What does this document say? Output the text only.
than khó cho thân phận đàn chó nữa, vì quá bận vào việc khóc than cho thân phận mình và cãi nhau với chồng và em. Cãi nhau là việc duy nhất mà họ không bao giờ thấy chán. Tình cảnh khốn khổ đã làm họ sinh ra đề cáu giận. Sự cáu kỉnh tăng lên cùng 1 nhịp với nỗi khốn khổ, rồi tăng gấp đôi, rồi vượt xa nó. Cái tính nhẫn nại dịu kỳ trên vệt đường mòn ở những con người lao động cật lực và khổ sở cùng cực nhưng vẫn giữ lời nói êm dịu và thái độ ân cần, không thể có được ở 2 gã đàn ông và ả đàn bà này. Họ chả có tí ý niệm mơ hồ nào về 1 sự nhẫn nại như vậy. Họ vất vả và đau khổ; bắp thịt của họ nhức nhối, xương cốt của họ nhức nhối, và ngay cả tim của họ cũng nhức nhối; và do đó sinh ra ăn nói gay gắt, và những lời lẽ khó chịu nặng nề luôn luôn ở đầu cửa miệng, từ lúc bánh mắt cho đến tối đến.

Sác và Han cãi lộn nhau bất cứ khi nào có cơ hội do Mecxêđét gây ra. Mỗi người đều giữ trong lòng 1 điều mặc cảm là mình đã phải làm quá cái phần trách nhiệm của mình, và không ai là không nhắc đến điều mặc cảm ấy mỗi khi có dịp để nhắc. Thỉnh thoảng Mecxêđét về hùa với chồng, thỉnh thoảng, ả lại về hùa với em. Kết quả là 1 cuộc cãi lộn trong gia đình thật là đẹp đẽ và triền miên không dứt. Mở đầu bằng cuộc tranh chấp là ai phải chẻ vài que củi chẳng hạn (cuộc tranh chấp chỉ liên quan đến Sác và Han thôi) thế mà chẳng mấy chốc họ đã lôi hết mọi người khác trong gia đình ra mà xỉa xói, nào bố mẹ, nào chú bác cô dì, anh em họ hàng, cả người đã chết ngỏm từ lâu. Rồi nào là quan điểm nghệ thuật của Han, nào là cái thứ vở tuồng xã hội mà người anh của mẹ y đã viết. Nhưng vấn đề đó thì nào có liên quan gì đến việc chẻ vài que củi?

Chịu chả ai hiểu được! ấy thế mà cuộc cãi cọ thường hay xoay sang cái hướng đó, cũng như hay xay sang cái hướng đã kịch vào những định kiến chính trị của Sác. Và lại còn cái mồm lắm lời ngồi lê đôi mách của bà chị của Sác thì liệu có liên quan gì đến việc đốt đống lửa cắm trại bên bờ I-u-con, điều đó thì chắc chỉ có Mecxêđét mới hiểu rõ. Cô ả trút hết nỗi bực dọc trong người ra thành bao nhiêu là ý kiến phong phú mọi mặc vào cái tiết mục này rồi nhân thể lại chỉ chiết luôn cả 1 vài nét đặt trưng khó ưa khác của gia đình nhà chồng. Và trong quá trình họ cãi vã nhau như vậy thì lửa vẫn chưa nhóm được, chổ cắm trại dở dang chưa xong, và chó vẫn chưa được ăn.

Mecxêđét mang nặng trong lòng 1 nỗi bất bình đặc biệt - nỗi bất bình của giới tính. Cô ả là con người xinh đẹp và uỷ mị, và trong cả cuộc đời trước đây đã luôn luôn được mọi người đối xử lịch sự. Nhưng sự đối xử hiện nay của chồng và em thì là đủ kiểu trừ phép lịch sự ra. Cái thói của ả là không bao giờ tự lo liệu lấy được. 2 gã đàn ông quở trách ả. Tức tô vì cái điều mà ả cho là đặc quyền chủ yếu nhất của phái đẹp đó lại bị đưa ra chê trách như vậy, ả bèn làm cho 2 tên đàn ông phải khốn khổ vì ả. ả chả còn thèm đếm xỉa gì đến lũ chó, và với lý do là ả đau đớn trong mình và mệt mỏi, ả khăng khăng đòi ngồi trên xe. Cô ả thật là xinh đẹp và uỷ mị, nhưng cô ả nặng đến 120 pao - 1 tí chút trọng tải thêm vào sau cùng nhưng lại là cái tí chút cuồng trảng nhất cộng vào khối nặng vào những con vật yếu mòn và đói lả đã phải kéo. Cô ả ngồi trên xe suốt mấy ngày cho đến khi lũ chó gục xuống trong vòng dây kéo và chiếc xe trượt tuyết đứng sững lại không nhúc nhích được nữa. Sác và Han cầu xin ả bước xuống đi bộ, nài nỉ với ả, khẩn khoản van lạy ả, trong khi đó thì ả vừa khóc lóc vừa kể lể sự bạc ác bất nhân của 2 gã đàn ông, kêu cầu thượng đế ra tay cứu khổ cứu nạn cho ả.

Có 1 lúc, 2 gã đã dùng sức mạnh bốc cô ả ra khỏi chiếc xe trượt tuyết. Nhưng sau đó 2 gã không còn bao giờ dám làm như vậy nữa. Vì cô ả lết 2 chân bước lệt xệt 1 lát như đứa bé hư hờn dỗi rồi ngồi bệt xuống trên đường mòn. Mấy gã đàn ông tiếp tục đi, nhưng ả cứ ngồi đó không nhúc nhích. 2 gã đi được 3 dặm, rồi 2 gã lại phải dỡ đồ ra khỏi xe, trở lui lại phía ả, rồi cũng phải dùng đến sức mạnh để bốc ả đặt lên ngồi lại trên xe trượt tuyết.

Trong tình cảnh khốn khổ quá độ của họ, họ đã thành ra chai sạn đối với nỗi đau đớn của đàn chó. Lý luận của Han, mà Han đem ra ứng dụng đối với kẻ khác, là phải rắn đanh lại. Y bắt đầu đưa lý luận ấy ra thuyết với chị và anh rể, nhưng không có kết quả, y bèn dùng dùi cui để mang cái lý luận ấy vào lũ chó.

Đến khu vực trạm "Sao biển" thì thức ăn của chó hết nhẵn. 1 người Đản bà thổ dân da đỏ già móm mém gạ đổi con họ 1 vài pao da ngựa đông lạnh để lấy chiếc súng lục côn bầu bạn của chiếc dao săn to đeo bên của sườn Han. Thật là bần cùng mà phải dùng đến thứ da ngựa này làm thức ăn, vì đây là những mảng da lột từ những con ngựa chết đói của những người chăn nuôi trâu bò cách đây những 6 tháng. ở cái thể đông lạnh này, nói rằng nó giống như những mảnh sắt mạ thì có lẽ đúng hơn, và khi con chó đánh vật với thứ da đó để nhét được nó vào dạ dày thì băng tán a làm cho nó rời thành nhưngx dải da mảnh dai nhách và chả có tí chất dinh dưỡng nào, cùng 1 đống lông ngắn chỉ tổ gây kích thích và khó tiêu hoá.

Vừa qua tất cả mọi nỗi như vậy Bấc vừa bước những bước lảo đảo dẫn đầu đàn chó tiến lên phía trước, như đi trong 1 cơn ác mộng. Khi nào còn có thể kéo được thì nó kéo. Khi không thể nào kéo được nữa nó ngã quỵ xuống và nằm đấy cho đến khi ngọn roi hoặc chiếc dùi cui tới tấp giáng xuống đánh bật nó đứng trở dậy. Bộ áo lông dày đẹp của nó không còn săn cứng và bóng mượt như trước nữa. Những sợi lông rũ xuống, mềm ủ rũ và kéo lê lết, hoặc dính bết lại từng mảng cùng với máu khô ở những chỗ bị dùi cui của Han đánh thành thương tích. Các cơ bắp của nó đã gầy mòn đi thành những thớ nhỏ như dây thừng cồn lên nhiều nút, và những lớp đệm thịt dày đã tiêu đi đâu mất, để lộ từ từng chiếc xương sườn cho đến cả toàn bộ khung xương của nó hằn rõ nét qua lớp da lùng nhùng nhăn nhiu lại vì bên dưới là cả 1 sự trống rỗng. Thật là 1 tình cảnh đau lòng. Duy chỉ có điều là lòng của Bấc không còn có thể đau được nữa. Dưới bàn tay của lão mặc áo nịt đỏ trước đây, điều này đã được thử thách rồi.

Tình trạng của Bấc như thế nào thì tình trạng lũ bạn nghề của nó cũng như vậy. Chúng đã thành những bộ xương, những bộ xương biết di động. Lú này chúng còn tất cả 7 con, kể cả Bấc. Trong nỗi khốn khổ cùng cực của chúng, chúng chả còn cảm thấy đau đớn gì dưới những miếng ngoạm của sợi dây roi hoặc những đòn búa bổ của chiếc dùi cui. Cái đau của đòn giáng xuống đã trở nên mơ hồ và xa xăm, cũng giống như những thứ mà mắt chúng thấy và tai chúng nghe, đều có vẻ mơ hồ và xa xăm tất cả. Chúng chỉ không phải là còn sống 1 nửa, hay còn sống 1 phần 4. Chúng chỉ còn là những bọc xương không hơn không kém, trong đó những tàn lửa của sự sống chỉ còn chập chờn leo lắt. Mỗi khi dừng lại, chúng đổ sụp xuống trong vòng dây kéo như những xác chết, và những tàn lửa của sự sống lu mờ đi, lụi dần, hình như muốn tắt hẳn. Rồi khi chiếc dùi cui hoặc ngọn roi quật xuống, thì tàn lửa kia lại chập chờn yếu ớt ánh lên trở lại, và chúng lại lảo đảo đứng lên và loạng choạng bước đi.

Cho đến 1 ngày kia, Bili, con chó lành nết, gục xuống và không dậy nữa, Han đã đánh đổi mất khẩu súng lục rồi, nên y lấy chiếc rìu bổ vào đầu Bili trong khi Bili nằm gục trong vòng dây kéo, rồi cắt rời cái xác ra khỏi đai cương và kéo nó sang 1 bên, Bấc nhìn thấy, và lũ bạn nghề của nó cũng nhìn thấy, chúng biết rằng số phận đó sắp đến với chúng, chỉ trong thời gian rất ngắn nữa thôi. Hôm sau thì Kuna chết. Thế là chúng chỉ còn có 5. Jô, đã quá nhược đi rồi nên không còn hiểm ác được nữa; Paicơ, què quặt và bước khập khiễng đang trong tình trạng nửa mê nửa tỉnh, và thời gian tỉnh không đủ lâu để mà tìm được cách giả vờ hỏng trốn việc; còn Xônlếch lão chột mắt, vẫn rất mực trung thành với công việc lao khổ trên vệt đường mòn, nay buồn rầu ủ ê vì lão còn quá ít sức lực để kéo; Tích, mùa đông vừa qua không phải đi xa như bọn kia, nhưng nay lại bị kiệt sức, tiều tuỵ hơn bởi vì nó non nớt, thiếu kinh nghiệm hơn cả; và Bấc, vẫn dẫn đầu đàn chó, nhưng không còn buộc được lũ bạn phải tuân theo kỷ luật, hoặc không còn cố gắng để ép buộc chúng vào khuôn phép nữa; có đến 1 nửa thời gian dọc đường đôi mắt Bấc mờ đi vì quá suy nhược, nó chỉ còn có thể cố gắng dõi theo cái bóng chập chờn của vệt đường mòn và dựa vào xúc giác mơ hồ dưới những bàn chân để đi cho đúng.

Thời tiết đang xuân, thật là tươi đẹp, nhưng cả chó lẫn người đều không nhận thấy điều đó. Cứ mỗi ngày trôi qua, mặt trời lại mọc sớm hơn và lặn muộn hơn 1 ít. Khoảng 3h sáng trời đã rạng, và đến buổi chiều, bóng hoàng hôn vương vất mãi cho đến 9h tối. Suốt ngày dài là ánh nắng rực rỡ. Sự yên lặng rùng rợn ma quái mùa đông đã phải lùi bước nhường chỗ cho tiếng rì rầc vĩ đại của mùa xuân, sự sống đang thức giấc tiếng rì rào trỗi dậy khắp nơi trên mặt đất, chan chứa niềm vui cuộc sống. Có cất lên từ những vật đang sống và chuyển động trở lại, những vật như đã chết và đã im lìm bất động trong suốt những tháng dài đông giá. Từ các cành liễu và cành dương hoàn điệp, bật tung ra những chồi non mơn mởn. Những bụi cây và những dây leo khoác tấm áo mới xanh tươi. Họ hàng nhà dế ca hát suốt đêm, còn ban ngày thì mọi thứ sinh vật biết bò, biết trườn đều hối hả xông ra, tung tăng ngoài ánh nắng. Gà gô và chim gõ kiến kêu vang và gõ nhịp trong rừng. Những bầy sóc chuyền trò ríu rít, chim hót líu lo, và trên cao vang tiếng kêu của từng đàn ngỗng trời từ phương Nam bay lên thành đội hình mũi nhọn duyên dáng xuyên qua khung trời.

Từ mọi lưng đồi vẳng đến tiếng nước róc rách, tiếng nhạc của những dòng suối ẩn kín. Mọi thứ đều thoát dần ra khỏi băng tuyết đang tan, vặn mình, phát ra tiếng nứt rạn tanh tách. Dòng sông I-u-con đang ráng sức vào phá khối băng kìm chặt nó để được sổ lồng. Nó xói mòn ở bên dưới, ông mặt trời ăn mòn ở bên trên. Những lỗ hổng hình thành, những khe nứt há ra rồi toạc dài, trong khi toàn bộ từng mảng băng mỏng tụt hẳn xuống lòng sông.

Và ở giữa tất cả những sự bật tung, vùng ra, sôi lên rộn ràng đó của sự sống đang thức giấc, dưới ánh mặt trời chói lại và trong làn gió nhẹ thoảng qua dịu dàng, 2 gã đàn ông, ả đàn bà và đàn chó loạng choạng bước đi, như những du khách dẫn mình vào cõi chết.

......

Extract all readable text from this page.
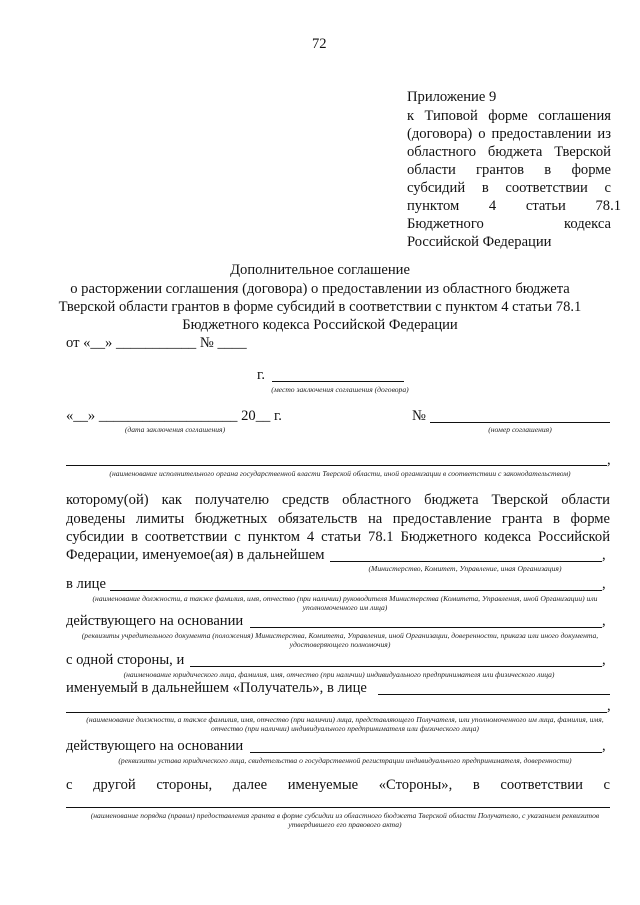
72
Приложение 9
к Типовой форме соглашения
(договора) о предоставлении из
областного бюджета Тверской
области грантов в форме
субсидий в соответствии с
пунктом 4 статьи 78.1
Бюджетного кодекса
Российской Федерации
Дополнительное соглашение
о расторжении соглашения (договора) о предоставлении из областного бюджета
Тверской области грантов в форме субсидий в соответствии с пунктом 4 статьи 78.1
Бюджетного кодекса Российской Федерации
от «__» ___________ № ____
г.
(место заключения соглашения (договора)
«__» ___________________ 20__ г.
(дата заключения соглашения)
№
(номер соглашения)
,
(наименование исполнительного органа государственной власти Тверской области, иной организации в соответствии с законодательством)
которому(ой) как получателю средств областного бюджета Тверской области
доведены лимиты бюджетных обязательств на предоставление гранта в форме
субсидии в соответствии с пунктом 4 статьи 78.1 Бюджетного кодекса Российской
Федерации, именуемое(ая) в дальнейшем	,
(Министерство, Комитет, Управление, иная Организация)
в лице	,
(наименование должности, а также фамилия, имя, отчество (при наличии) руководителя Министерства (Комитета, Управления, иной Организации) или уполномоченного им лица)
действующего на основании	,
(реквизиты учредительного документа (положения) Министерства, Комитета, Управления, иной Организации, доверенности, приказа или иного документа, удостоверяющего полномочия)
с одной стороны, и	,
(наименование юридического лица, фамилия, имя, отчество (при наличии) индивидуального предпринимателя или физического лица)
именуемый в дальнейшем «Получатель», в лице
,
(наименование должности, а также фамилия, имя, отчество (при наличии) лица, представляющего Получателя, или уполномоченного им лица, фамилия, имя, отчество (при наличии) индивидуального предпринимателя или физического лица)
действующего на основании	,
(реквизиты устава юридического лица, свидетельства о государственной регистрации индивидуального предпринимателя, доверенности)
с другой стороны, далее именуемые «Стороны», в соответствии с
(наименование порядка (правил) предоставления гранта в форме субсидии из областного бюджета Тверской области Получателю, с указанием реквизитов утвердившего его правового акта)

......

◆ **What you need to do**
Copy each line holding the word "также" from the listing above.

◆ **Output of the exercise**
(наименование должности, а также фамилия, имя, отчество (при наличии) руководителя Министерства (Комитета, Управления, иной Организации) или уполномоченного им лица)
(наименование должности, а также фамилия, имя, отчество (при наличии) лица, представляющего Получателя, или уполномоченного им лица, фамилия, имя, отчество (при наличии) индивидуального предпринимателя или физического лица)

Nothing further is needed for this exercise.